• [Written problem] Your task is to copy every line of the records below that contains "this".

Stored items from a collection
====
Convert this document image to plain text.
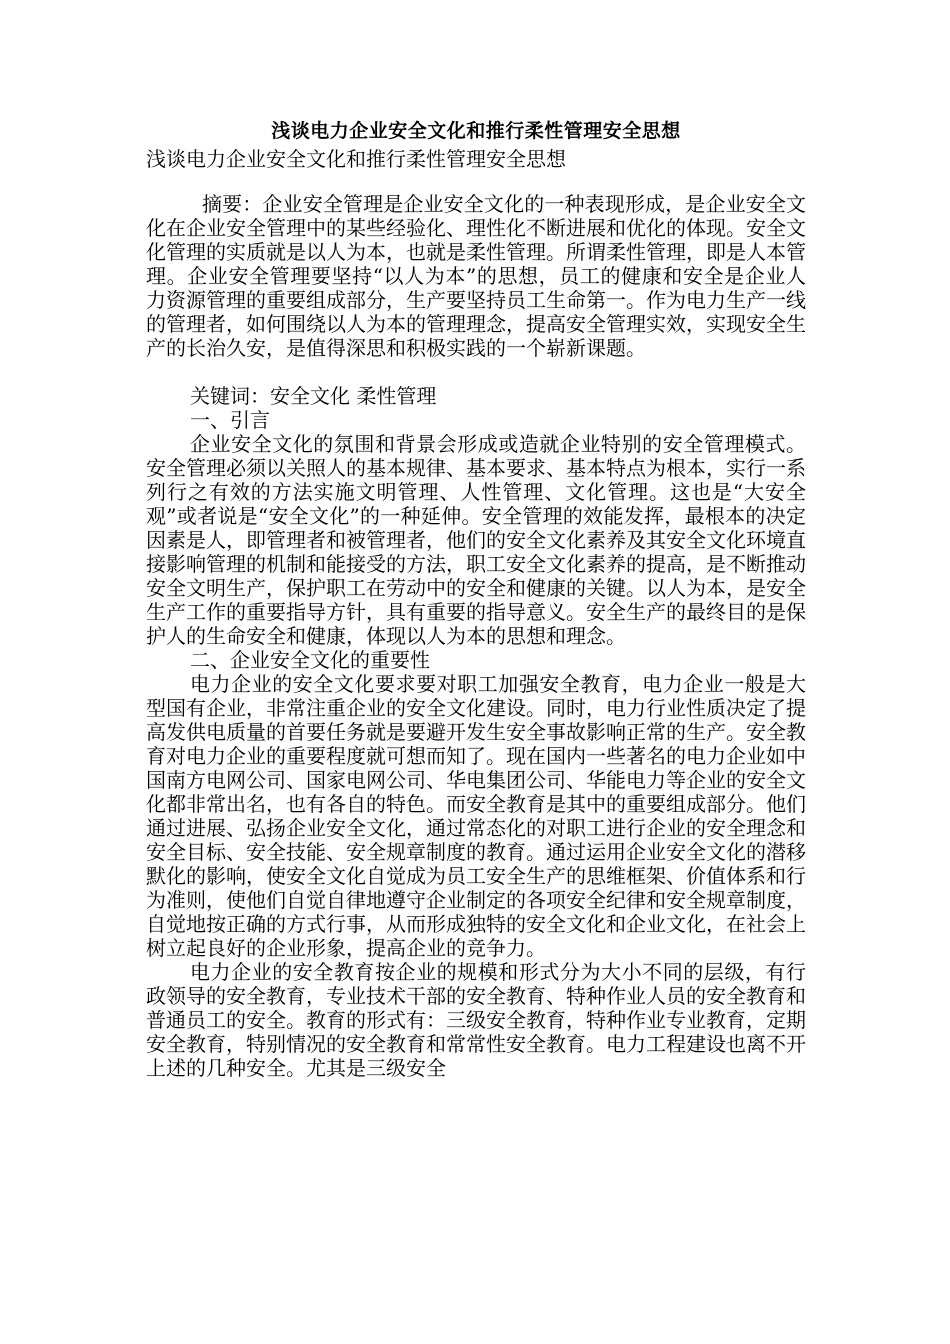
浅谈电力企业安全文化和推行柔性管理安全思想

浅谈电力企业安全文化和推行柔性管理安全思想

摘要：企业安全管理是企业安全文化的一种表现形成，是企业安全文化在企业安全管理中的某些经验化、理性化不断进展和优化的体现。安全文化管理的实质就是以人为本，也就是柔性管理。所谓柔性管理，即是人本管理。企业安全管理要坚持“以人为本”的思想，员工的健康和安全是企业人力资源管理的重要组成部分，生产要坚持员工生命第一。作为电力生产一线的管理者，如何围绕以人为本的管理理念，提高安全管理实效，实现安全生产的长治久安，是值得深思和积极实践的一个崭新课题。

关键词：安全文化 柔性管理

一、引言

企业安全文化的氛围和背景会形成或造就企业特别的安全管理模式。安全管理必须以关照人的基本规律、基本要求、基本特点为根本，实行一系列行之有效的方法实施文明管理、人性管理、文化管理。这也是“大安全观”或者说是“安全文化”的一种延伸。安全管理的效能发挥，最根本的决定因素是人，即管理者和被管理者，他们的安全文化素养及其安全文化环境直接影响管理的机制和能接受的方法，职工安全文化素养的提高，是不断推动安全文明生产，保护职工在劳动中的安全和健康的关键。以人为本，是安全生产工作的重要指导方针，具有重要的指导意义。安全生产的最终目的是保护人的生命安全和健康，体现以人为本的思想和理念。

二、企业安全文化的重要性

电力企业的安全文化要求要对职工加强安全教育，电力企业一般是大型国有企业，非常注重企业的安全文化建设。同时，电力行业性质决定了提高发供电质量的首要任务就是要避开发生安全事故影响正常的生产。安全教育对电力企业的重要程度就可想而知了。现在国内一些著名的电力企业如中国南方电网公司、国家电网公司、华电集团公司、华能电力等企业的安全文化都非常出名，也有各自的特色。而安全教育是其中的重要组成部分。他们通过进展、弘扬企业安全文化，通过常态化的对职工进行企业的安全理念和安全目标、安全技能、安全规章制度的教育。通过运用企业安全文化的潜移默化的影响，使安全文化自觉成为员工安全生产的思维框架、价值体系和行为准则，使他们自觉自律地遵守企业制定的各项安全纪律和安全规章制度，自觉地按正确的方式行事，从而形成独特的安全文化和企业文化，在社会上树立起良好的企业形象，提高企业的竞争力。

电力企业的安全教育按企业的规模和形式分为大小不同的层级，有行政领导的安全教育，专业技术干部的安全教育、特种作业人员的安全教育和普通员工的安全。教育的形式有：三级安全教育，特种作业专业教育，定期安全教育，特别情况的安全教育和常常性安全教育。电力工程建设也离不开上述的几种安全。尤其是三级安全
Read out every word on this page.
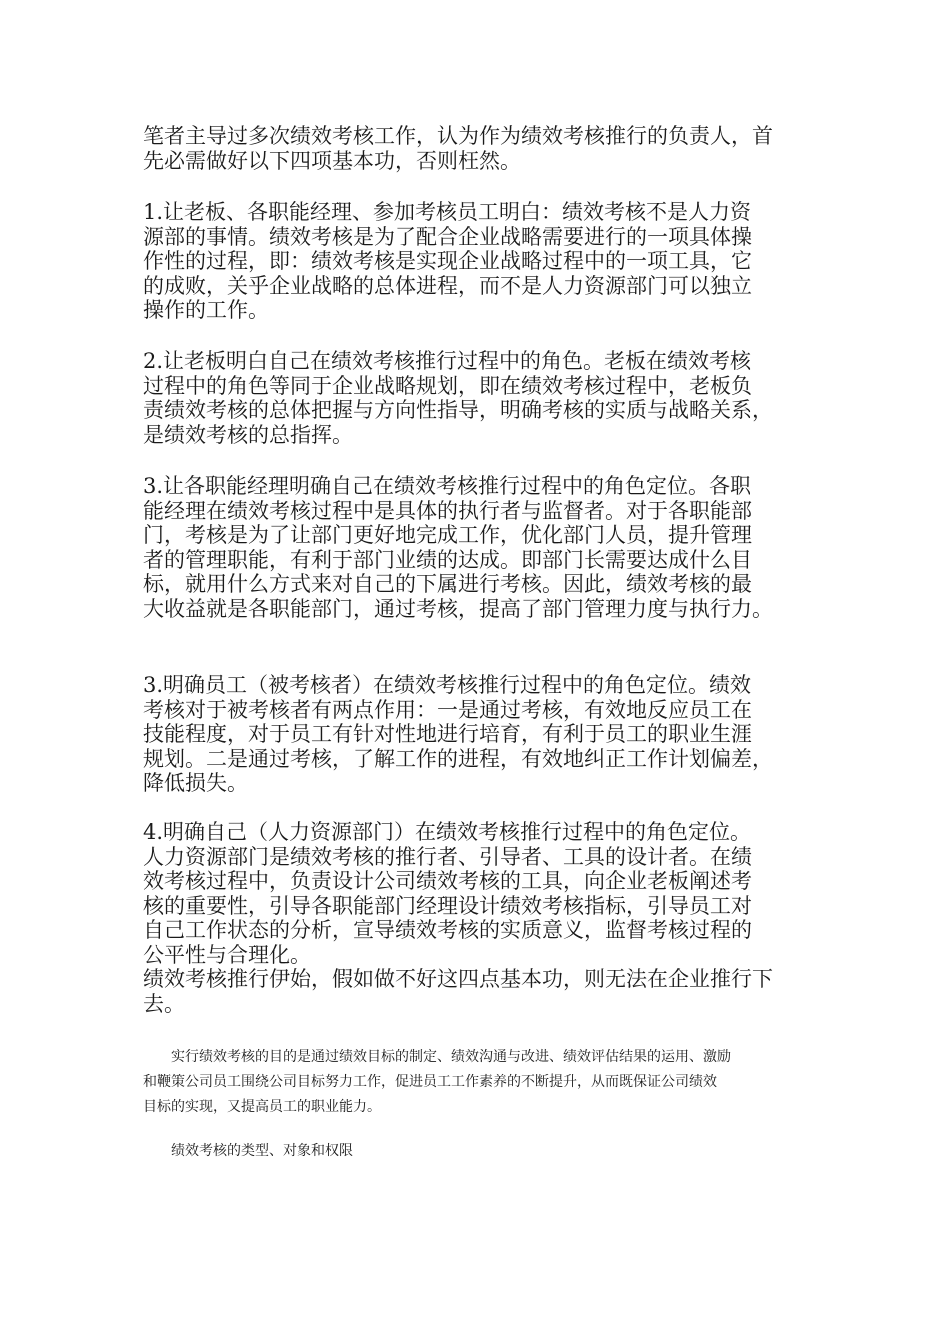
笔者主导过多次绩效考核工作，认为作为绩效考核推行的负责人，首
先必需做好以下四项基本功，否则枉然。

1.让老板、各职能经理、参加考核员工明白：绩效考核不是人力资
源部的事情。绩效考核是为了配合企业战略需要进行的一项具体操
作性的过程，即：绩效考核是实现企业战略过程中的一项工具，它
的成败，关乎企业战略的总体进程，而不是人力资源部门可以独立
操作的工作。

2.让老板明白自己在绩效考核推行过程中的角色。老板在绩效考核
过程中的角色等同于企业战略规划，即在绩效考核过程中，老板负
责绩效考核的总体把握与方向性指导，明确考核的实质与战略关系，
是绩效考核的总指挥。

3.让各职能经理明确自己在绩效考核推行过程中的角色定位。各职
能经理在绩效考核过程中是具体的执行者与监督者。对于各职能部
门，考核是为了让部门更好地完成工作，优化部门人员，提升管理
者的管理职能，有利于部门业绩的达成。即部门长需要达成什么目
标，就用什么方式来对自己的下属进行考核。因此，绩效考核的最
大收益就是各职能部门，通过考核，提高了部门管理力度与执行力。

3.明确员工（被考核者）在绩效考核推行过程中的角色定位。绩效
考核对于被考核者有两点作用：一是通过考核，有效地反应员工在
技能程度，对于员工有针对性地进行培育，有利于员工的职业生涯
规划。二是通过考核，了解工作的进程，有效地纠正工作计划偏差，
降低损失。

4.明确自己（人力资源部门）在绩效考核推行过程中的角色定位。
人力资源部门是绩效考核的推行者、引导者、工具的设计者。在绩
效考核过程中，负责设计公司绩效考核的工具，向企业老板阐述考
核的重要性，引导各职能部门经理设计绩效考核指标，引导员工对
自己工作状态的分析，宣导绩效考核的实质意义，监督考核过程的
公平性与合理化。
绩效考核推行伊始，假如做不好这四点基本功，则无法在企业推行下
去。

实行绩效考核的目的是通过绩效目标的制定、绩效沟通与改进、绩效评估结果的运用、激励
和鞭策公司员工围绕公司目标努力工作，促进员工工作素养的不断提升，从而既保证公司绩效
目标的实现，又提高员工的职业能力。

绩效考核的类型、对象和权限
====
• [Exercise output]
Convert this document image to plain text.
Read out every word on this page.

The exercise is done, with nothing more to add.